Data to process start

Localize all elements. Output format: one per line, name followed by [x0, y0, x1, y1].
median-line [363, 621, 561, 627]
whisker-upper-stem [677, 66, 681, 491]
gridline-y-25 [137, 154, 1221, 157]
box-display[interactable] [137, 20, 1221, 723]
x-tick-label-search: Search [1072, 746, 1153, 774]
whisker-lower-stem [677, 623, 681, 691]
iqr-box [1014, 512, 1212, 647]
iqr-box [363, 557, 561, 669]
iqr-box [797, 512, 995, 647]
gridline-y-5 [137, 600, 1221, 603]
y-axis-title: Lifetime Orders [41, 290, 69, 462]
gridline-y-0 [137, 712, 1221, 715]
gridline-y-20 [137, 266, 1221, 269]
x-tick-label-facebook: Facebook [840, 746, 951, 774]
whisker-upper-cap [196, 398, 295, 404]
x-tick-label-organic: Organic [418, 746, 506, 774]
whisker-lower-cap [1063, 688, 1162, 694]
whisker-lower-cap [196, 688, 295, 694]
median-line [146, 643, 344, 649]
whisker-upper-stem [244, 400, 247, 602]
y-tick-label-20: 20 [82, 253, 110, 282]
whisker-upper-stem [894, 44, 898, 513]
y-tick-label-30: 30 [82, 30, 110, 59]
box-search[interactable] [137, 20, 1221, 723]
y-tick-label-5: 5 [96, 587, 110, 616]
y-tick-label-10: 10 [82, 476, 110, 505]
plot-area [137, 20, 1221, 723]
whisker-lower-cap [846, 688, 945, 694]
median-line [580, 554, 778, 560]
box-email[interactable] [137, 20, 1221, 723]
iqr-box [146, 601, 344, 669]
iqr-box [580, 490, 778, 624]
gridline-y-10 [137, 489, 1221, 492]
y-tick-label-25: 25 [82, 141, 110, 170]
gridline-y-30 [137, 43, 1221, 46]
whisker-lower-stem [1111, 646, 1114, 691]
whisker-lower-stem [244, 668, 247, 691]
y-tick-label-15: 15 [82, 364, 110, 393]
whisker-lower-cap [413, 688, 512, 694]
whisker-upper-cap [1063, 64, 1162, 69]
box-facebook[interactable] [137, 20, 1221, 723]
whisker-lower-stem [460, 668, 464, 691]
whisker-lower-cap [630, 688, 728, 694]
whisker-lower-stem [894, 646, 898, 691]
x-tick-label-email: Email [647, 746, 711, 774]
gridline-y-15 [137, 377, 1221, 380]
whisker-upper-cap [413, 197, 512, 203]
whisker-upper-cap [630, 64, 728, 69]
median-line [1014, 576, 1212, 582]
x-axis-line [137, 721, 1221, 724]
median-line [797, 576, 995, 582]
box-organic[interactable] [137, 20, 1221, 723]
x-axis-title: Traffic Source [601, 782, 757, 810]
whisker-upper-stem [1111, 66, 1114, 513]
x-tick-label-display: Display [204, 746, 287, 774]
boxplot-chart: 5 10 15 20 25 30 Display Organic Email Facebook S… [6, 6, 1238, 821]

Data to process end

> Exercise description: Rewrite the entries above with "Output format" changed to "Required format", keeping everything else as it is.

> Task result:
Localize all elements. Required format: one per line, name followed by [x0, y0, x1, y1].
median-line [363, 621, 561, 627]
whisker-upper-stem [677, 66, 681, 491]
gridline-y-25 [137, 154, 1221, 157]
box-display[interactable] [137, 20, 1221, 723]
x-tick-label-search: Search [1072, 746, 1153, 774]
whisker-lower-stem [677, 623, 681, 691]
iqr-box [1014, 512, 1212, 647]
iqr-box [363, 557, 561, 669]
iqr-box [797, 512, 995, 647]
gridline-y-5 [137, 600, 1221, 603]
y-axis-title: Lifetime Orders [41, 290, 69, 462]
gridline-y-0 [137, 712, 1221, 715]
gridline-y-20 [137, 266, 1221, 269]
x-tick-label-facebook: Facebook [840, 746, 951, 774]
whisker-upper-cap [196, 398, 295, 404]
x-tick-label-organic: Organic [418, 746, 506, 774]
whisker-lower-cap [1063, 688, 1162, 694]
whisker-lower-cap [196, 688, 295, 694]
median-line [146, 643, 344, 649]
whisker-upper-stem [244, 400, 247, 602]
y-tick-label-20: 20 [82, 253, 110, 282]
whisker-upper-stem [894, 44, 898, 513]
y-tick-label-30: 30 [82, 30, 110, 59]
box-search[interactable] [137, 20, 1221, 723]
y-tick-label-5: 5 [96, 587, 110, 616]
y-tick-label-10: 10 [82, 476, 110, 505]
plot-area [137, 20, 1221, 723]
whisker-lower-cap [846, 688, 945, 694]
median-line [580, 554, 778, 560]
box-email[interactable] [137, 20, 1221, 723]
iqr-box [146, 601, 344, 669]
iqr-box [580, 490, 778, 624]
gridline-y-10 [137, 489, 1221, 492]
y-tick-label-25: 25 [82, 141, 110, 170]
gridline-y-30 [137, 43, 1221, 46]
whisker-lower-stem [1111, 646, 1114, 691]
whisker-lower-stem [244, 668, 247, 691]
y-tick-label-15: 15 [82, 364, 110, 393]
whisker-lower-cap [413, 688, 512, 694]
whisker-upper-cap [1063, 64, 1162, 69]
box-facebook[interactable] [137, 20, 1221, 723]
whisker-lower-stem [460, 668, 464, 691]
whisker-lower-cap [630, 688, 728, 694]
whisker-lower-stem [894, 646, 898, 691]
x-tick-label-email: Email [647, 746, 711, 774]
gridline-y-15 [137, 377, 1221, 380]
whisker-upper-cap [413, 197, 512, 203]
whisker-upper-cap [630, 64, 728, 69]
median-line [1014, 576, 1212, 582]
x-axis-line [137, 721, 1221, 724]
median-line [797, 576, 995, 582]
box-organic[interactable] [137, 20, 1221, 723]
x-axis-title: Traffic Source [601, 782, 757, 810]
whisker-upper-stem [1111, 66, 1114, 513]
x-tick-label-display: Display [204, 746, 287, 774]
boxplot-chart: 5 10 15 20 25 30 Display Organic Email Facebook S… [6, 6, 1238, 821]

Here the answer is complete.